**INPUT:**
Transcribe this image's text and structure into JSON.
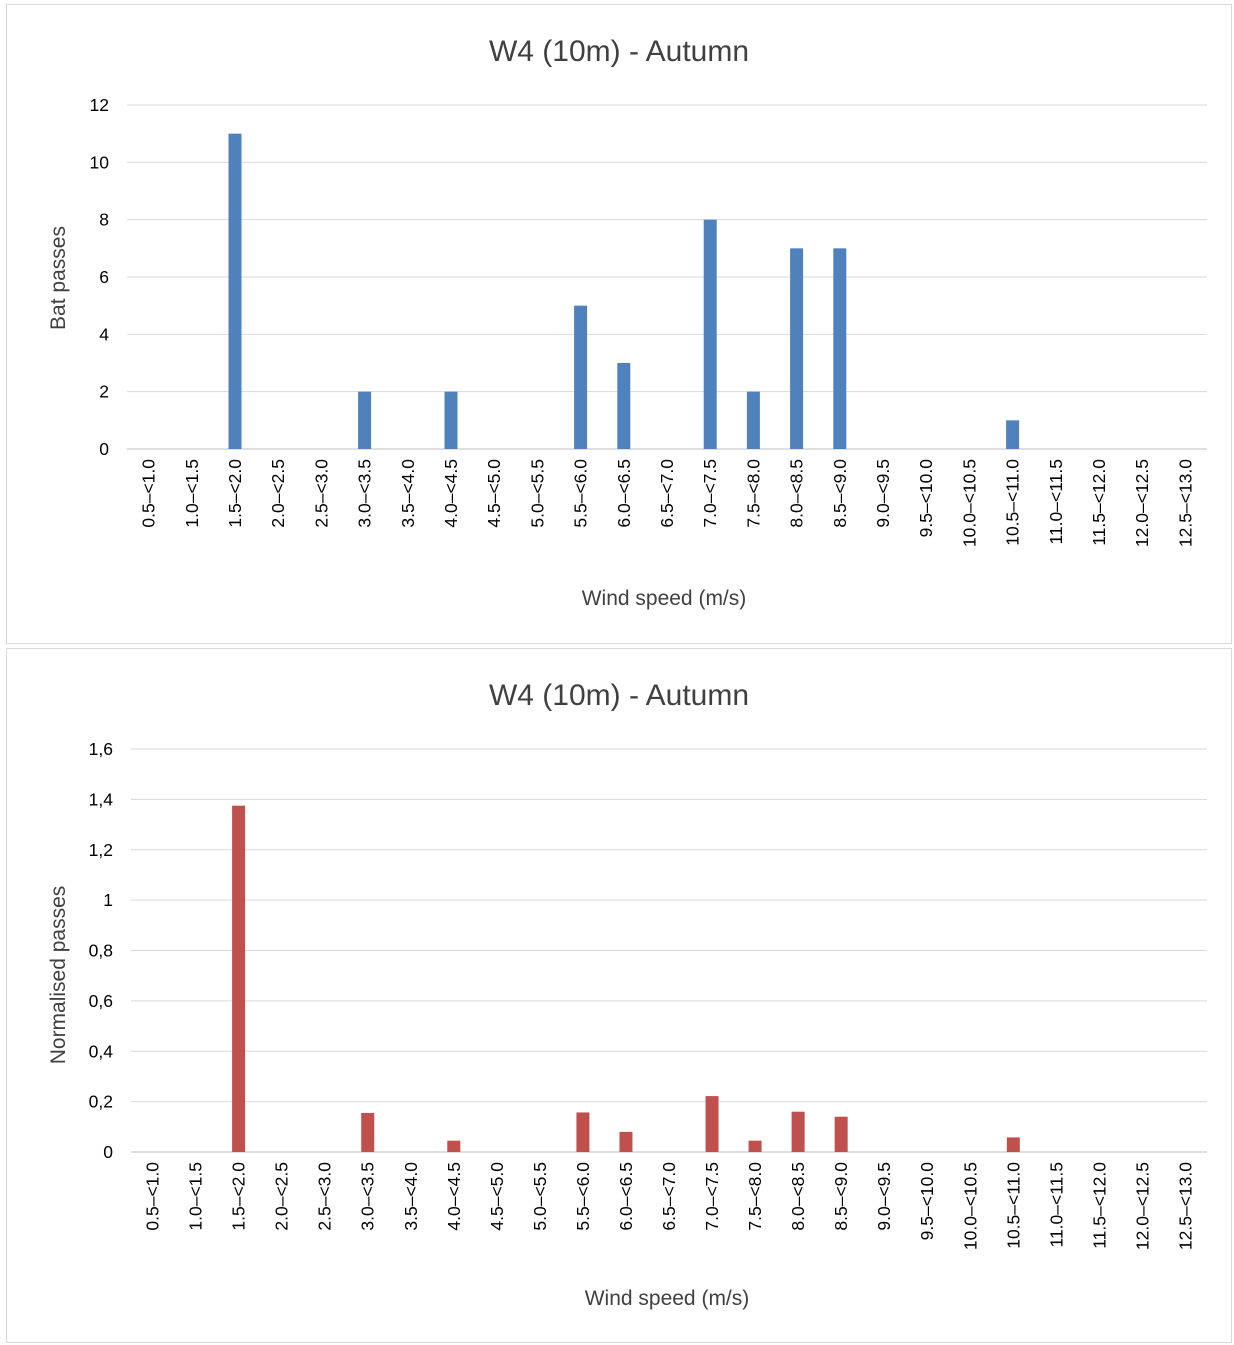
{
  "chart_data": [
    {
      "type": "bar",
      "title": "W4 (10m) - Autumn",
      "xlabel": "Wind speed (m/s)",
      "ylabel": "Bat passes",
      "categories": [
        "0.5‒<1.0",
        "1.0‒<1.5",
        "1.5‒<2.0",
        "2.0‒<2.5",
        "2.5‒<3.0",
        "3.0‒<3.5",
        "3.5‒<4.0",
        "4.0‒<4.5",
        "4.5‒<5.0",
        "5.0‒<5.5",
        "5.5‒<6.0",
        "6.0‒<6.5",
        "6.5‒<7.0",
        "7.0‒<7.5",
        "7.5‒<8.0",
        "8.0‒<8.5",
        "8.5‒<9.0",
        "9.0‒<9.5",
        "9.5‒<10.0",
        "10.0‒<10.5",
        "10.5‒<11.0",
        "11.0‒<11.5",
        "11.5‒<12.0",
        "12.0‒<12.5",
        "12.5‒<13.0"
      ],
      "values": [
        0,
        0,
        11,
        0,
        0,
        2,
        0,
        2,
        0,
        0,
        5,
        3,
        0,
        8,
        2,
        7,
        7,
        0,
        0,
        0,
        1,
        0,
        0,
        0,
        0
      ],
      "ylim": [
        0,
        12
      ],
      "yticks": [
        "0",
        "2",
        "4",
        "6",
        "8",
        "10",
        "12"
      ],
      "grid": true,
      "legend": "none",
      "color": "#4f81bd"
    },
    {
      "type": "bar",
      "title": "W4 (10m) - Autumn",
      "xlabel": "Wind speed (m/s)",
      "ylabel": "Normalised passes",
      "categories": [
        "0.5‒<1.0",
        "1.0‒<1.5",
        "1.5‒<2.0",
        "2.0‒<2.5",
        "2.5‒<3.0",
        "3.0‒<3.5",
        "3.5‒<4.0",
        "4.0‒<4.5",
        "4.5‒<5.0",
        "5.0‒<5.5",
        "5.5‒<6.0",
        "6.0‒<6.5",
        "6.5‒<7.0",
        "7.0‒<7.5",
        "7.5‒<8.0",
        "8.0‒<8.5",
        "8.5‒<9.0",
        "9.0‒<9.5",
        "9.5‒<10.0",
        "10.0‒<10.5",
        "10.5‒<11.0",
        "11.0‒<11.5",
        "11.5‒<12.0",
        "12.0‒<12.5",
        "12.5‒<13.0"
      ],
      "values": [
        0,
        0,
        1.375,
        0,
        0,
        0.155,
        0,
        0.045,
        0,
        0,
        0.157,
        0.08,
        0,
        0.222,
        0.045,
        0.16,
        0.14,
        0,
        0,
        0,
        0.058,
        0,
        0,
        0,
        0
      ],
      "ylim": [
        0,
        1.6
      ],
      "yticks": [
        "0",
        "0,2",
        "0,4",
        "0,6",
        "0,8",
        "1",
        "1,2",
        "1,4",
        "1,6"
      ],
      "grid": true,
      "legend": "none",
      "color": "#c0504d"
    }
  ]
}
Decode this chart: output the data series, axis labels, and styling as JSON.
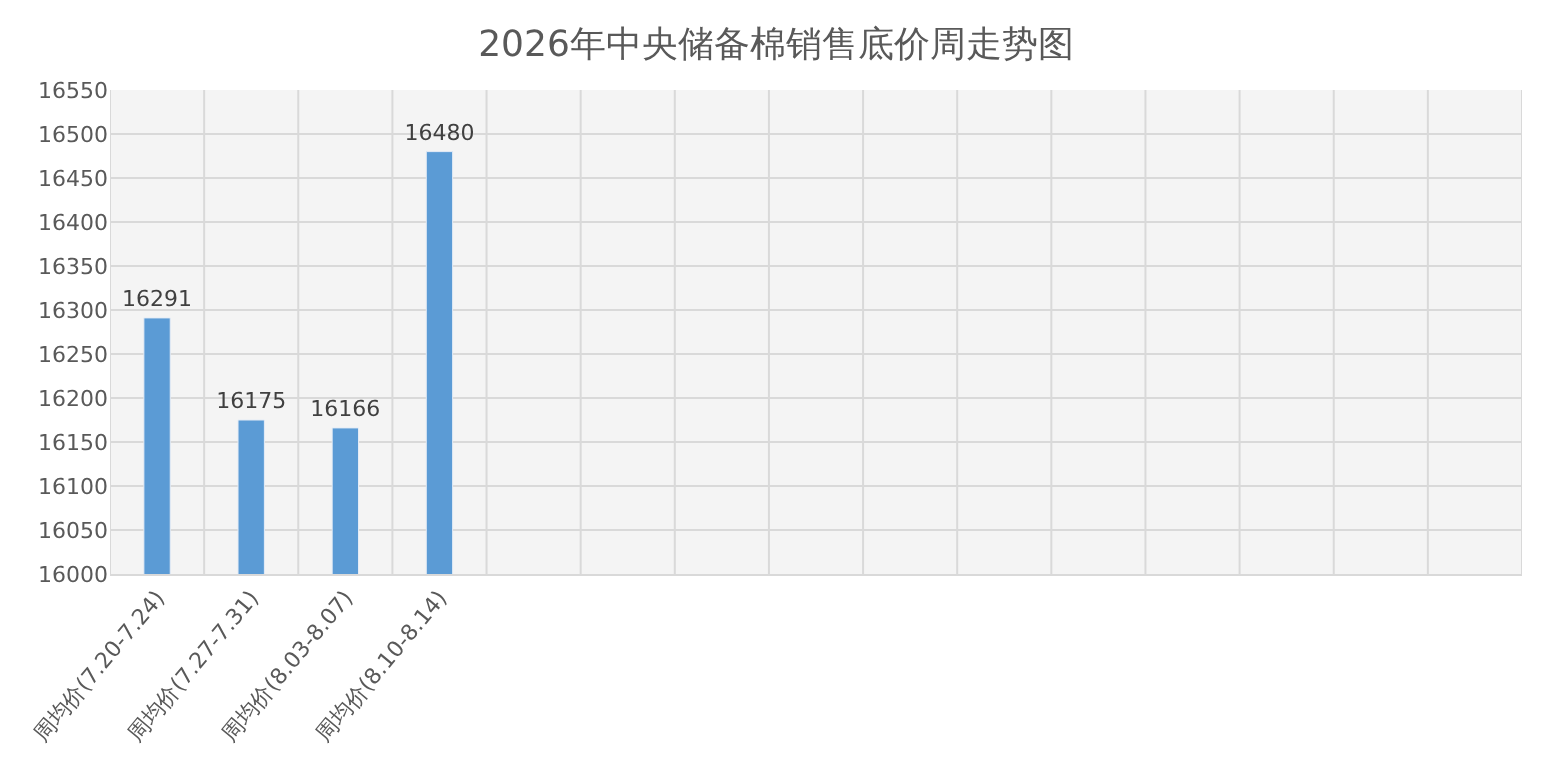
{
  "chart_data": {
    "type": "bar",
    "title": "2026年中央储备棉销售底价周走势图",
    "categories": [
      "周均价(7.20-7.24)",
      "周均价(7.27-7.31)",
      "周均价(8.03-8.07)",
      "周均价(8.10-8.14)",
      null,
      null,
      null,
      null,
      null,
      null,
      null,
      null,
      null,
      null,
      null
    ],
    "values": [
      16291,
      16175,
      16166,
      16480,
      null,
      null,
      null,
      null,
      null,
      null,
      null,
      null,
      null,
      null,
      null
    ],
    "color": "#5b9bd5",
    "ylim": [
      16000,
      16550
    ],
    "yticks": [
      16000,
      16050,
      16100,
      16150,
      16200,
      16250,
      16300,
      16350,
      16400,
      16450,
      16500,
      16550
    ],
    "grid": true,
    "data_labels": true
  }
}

**TASK GOAL:** Without the pictures, reproduce every line of the records above exactly.

**FINAL RESULT:**
Transcribe this image's text and structure into JSON.
{
  "chart_data": [
    {
      "type": "bar",
      "title": "W4 (10m) - Autumn",
      "xlabel": "Wind speed (m/s)",
      "ylabel": "Bat passes",
      "categories": [
        "0.5‒<1.0",
        "1.0‒<1.5",
        "1.5‒<2.0",
        "2.0‒<2.5",
        "2.5‒<3.0",
        "3.0‒<3.5",
        "3.5‒<4.0",
        "4.0‒<4.5",
        "4.5‒<5.0",
        "5.0‒<5.5",
        "5.5‒<6.0",
        "6.0‒<6.5",
        "6.5‒<7.0",
        "7.0‒<7.5",
        "7.5‒<8.0",
        "8.0‒<8.5",
        "8.5‒<9.0",
        "9.0‒<9.5",
        "9.5‒<10.0",
        "10.0‒<10.5",
        "10.5‒<11.0",
        "11.0‒<11.5",
        "11.5‒<12.0",
        "12.0‒<12.5",
        "12.5‒<13.0"
      ],
      "values": [
        0,
        0,
        11,
        0,
        0,
        2,
        0,
        2,
        0,
        0,
        5,
        3,
        0,
        8,
        2,
        7,
        7,
        0,
        0,
        0,
        1,
        0,
        0,
        0,
        0
      ],
      "ylim": [
        0,
        12
      ],
      "yticks": [
        "0",
        "2",
        "4",
        "6",
        "8",
        "10",
        "12"
      ],
      "grid": true,
      "legend": "none",
      "color": "#4f81bd"
    },
    {
      "type": "bar",
      "title": "W4 (10m) - Autumn",
      "xlabel": "Wind speed (m/s)",
      "ylabel": "Normalised passes",
      "categories": [
        "0.5‒<1.0",
        "1.0‒<1.5",
        "1.5‒<2.0",
        "2.0‒<2.5",
        "2.5‒<3.0",
        "3.0‒<3.5",
        "3.5‒<4.0",
        "4.0‒<4.5",
        "4.5‒<5.0",
        "5.0‒<5.5",
        "5.5‒<6.0",
        "6.0‒<6.5",
        "6.5‒<7.0",
        "7.0‒<7.5",
        "7.5‒<8.0",
        "8.0‒<8.5",
        "8.5‒<9.0",
        "9.0‒<9.5",
        "9.5‒<10.0",
        "10.0‒<10.5",
        "10.5‒<11.0",
        "11.0‒<11.5",
        "11.5‒<12.0",
        "12.0‒<12.5",
        "12.5‒<13.0"
      ],
      "values": [
        0,
        0,
        1.375,
        0,
        0,
        0.155,
        0,
        0.045,
        0,
        0,
        0.157,
        0.08,
        0,
        0.222,
        0.045,
        0.16,
        0.14,
        0,
        0,
        0,
        0.058,
        0,
        0,
        0,
        0
      ],
      "ylim": [
        0,
        1.6
      ],
      "yticks": [
        "0",
        "0,2",
        "0,4",
        "0,6",
        "0,8",
        "1",
        "1,2",
        "1,4",
        "1,6"
      ],
      "grid": true,
      "legend": "none",
      "color": "#c0504d"
    }
  ]
}
Decode this chart: output the data series, axis labels, and styling as JSON.
{
  "chart_data": {
    "type": "bar",
    "title": "2026年中央储备棉销售底价周走势图",
    "categories": [
      "周均价(7.20-7.24)",
      "周均价(7.27-7.31)",
      "周均价(8.03-8.07)",
      "周均价(8.10-8.14)",
      null,
      null,
      null,
      null,
      null,
      null,
      null,
      null,
      null,
      null,
      null
    ],
    "values": [
      16291,
      16175,
      16166,
      16480,
      null,
      null,
      null,
      null,
      null,
      null,
      null,
      null,
      null,
      null,
      null
    ],
    "color": "#5b9bd5",
    "ylim": [
      16000,
      16550
    ],
    "yticks": [
      16000,
      16050,
      16100,
      16150,
      16200,
      16250,
      16300,
      16350,
      16400,
      16450,
      16500,
      16550
    ],
    "grid": true,
    "data_labels": true
  }
}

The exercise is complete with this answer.